● Task to carry out
State how many lines in the entries below contain "Cheese". Write nothing but the number.

* * *

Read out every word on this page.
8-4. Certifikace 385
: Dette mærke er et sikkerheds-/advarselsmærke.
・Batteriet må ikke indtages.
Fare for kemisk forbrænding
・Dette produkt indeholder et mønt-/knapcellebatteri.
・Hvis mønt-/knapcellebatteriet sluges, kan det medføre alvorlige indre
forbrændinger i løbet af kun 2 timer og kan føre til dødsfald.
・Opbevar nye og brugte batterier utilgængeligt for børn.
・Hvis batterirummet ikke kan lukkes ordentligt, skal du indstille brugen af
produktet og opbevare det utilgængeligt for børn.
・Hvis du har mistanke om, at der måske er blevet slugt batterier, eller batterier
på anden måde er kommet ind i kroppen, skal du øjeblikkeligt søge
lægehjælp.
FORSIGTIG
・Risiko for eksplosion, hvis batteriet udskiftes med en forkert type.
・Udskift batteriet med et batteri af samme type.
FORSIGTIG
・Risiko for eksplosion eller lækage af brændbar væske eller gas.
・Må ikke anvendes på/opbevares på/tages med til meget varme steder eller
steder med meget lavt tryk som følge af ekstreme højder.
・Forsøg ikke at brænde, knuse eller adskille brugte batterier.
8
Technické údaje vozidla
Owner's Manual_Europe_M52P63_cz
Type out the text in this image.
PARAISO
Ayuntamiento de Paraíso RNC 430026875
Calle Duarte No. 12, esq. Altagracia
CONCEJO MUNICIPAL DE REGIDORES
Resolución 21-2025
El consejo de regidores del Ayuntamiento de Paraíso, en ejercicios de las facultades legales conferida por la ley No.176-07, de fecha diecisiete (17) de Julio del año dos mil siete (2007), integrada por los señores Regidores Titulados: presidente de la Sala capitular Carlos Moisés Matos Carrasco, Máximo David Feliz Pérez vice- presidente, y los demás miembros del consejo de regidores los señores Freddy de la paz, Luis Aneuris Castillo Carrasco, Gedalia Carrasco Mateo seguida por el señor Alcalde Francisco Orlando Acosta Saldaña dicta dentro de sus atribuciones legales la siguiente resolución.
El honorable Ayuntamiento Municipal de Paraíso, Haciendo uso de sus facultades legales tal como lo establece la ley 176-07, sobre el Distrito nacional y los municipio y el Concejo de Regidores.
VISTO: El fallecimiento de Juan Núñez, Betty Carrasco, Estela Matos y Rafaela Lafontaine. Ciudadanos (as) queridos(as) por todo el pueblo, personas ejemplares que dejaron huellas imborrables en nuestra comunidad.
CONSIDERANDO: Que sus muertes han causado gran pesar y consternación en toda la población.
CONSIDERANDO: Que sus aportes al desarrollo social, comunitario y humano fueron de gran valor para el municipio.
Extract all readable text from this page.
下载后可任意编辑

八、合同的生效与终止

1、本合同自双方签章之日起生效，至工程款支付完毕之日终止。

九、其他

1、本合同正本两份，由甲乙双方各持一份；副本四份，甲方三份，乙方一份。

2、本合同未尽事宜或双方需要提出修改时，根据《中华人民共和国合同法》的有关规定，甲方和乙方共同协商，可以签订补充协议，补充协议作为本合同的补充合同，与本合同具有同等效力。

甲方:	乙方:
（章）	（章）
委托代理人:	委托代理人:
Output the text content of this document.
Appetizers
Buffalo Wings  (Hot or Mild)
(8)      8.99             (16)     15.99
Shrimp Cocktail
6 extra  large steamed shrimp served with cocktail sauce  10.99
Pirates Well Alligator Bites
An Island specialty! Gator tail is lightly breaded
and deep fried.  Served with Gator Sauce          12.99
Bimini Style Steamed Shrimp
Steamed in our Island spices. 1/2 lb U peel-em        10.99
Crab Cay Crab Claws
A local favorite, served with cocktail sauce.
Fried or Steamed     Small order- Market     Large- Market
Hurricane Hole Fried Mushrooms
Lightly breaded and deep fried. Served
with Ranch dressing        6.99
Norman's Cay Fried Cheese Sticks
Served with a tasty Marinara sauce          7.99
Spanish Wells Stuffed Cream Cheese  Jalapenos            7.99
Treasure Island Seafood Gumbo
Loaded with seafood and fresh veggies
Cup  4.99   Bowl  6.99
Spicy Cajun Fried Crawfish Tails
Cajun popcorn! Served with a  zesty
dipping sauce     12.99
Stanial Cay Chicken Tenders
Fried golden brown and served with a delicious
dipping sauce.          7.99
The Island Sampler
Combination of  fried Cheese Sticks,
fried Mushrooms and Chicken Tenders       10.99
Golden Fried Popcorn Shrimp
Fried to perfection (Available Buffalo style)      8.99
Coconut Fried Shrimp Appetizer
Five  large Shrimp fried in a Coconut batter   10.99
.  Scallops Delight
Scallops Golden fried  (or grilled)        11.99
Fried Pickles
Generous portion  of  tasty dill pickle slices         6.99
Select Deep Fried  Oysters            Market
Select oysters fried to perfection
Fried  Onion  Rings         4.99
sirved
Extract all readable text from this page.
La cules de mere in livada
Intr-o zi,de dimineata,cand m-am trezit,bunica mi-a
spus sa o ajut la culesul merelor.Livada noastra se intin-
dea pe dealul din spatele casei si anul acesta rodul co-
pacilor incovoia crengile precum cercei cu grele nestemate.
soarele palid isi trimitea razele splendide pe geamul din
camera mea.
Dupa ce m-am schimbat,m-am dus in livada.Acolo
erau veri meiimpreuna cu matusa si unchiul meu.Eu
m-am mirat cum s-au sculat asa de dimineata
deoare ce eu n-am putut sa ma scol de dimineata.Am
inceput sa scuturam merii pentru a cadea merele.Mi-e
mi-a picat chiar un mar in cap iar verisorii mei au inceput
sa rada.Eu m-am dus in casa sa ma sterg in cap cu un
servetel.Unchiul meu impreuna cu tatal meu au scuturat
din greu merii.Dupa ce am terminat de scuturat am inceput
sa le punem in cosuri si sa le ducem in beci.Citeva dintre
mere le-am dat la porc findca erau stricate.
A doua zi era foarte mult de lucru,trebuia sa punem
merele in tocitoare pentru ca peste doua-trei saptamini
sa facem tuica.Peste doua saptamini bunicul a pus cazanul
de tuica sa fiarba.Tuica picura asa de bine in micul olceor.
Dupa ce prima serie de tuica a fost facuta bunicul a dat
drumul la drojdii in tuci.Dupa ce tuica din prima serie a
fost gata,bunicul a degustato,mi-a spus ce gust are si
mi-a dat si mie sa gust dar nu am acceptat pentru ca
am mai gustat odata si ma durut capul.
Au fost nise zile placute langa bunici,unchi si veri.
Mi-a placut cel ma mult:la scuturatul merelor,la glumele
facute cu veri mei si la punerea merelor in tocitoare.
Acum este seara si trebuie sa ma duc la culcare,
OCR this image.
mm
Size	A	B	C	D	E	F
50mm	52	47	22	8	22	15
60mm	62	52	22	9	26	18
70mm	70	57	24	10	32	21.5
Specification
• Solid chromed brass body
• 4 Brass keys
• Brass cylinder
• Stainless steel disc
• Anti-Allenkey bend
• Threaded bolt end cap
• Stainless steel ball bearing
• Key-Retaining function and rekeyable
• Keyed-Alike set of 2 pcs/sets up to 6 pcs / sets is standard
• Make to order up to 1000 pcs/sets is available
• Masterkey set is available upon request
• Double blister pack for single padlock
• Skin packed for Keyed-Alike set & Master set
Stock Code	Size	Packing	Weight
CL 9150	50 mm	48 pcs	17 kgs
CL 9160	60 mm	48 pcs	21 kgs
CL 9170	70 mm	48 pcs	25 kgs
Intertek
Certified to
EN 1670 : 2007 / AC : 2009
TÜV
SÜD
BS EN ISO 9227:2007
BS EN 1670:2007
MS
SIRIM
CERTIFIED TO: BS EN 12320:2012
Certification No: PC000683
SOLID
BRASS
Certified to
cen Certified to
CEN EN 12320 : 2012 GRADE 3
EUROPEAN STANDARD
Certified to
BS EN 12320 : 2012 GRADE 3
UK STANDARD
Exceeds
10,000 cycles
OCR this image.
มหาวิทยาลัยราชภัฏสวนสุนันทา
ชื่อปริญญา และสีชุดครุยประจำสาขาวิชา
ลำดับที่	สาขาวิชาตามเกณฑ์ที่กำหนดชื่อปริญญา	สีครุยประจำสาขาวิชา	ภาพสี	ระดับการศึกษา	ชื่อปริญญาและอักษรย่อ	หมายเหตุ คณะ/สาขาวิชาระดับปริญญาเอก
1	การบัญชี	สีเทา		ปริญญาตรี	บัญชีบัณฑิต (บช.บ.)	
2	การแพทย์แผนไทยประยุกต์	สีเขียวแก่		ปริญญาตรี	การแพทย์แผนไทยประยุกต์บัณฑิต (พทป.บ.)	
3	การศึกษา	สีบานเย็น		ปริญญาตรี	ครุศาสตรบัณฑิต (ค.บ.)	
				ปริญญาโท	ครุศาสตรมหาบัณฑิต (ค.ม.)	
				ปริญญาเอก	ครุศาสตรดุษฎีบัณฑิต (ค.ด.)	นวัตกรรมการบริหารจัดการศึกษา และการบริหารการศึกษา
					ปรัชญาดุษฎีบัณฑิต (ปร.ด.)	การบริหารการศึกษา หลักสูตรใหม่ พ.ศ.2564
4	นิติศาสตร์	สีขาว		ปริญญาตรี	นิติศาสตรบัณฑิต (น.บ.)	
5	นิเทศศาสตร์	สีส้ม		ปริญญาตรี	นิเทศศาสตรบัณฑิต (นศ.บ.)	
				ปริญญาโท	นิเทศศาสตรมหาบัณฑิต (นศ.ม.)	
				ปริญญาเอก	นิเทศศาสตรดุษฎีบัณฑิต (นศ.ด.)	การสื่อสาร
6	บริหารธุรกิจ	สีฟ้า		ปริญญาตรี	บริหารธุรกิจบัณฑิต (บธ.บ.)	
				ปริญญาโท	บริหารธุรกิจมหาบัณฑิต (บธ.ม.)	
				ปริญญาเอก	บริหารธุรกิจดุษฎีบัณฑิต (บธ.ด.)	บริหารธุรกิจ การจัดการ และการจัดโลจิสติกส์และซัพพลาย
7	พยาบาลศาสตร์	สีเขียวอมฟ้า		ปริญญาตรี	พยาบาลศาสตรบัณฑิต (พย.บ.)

* * *

● Task result
3